#### [Passage provided]
::::

= Louis Carlos Bernal =

American photographer (1941–1993)

Louis Carlos Bernal (August 18, 1941 – August 18, 1993) was a Chicano-American photographer. His works focused on social expression and developing a visual narrative, especially during the time of the Chicano Movement. This movement advocated for cultural pride, social justice, and civil rights for Mexican Americans.

== Early life and education ==
Born in Douglas, Arizona, Bernal "grew up very aware of his identity and formed an interest in social justice and Chicanx pride" because of the racism that he had to face. After coming to a realization that he had a passion for photography, Bernal attended Arizona State University, where he earned his Masters of Fine Art degree. Afterwards, in 1977, he was offered a position to teach at Pima Community College in Tucson, where he continued to teach throughout the duration of his life while doing his own work.

::::

#### [Extracted records]
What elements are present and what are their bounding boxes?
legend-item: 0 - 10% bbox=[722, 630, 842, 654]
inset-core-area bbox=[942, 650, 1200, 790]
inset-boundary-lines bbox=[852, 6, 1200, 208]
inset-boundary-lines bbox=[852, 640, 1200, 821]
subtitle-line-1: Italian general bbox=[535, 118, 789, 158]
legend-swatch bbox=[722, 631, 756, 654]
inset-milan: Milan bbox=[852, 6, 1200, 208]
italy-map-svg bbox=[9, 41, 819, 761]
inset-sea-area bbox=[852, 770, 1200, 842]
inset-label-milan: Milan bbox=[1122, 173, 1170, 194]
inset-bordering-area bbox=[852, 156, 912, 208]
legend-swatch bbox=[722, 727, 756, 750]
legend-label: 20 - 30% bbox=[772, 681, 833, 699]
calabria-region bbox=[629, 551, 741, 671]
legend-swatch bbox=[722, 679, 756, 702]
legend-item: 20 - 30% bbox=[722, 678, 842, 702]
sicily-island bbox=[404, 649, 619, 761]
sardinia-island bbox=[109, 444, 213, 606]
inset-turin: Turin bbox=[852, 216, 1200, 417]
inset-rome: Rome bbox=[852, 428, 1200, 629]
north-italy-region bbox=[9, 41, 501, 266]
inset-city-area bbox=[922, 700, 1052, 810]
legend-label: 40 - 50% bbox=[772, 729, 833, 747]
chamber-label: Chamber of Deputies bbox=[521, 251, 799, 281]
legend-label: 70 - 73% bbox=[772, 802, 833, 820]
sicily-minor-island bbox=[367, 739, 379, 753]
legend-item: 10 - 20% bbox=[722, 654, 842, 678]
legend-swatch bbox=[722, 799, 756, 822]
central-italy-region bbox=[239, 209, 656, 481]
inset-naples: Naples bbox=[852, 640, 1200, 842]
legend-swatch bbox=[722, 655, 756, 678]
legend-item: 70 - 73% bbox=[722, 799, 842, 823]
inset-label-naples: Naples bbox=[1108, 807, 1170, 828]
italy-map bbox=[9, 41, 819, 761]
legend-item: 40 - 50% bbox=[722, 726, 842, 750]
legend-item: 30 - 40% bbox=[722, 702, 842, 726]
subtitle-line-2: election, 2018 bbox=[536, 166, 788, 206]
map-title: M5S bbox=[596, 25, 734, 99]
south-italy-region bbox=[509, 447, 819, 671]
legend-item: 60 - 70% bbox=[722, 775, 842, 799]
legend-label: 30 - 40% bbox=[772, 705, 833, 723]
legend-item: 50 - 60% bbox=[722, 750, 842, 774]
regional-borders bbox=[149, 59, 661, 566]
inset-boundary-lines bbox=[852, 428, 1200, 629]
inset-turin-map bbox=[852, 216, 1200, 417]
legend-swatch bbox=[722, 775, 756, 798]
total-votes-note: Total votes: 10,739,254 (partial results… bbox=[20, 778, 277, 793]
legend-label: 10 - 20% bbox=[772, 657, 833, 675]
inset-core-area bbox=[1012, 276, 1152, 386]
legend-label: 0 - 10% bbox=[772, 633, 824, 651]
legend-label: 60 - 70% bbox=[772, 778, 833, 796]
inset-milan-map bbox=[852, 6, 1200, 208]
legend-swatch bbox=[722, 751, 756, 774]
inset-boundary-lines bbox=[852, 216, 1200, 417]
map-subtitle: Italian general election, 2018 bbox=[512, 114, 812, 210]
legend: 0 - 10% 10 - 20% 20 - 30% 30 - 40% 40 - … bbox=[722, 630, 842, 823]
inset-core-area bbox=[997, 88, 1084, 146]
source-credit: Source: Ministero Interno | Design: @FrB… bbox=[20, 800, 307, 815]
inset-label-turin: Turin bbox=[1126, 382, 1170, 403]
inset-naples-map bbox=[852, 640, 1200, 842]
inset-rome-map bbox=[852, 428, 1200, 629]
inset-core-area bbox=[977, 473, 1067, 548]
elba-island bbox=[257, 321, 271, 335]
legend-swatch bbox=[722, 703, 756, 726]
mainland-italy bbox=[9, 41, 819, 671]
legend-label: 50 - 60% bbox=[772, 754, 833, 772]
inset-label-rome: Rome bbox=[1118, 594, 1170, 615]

::::

#### [What the task asks]
Could you copy, word for word, the part of the Louis Carlos Bernal biography starting with "Louis Carlos Bernal (August" and going on through "for Mexican Americans."? The data play no part in this.

#### [Solution to this exercise]
Louis Carlos Bernal (August 18, 1941 – August 18, 1993) was a Chicano-American photographer. His works focused on social expression and developing a visual narrative, especially during the time of the Chicano Movement. This movement advocated for cultural pride, social justice, and civil rights for Mexican Americans.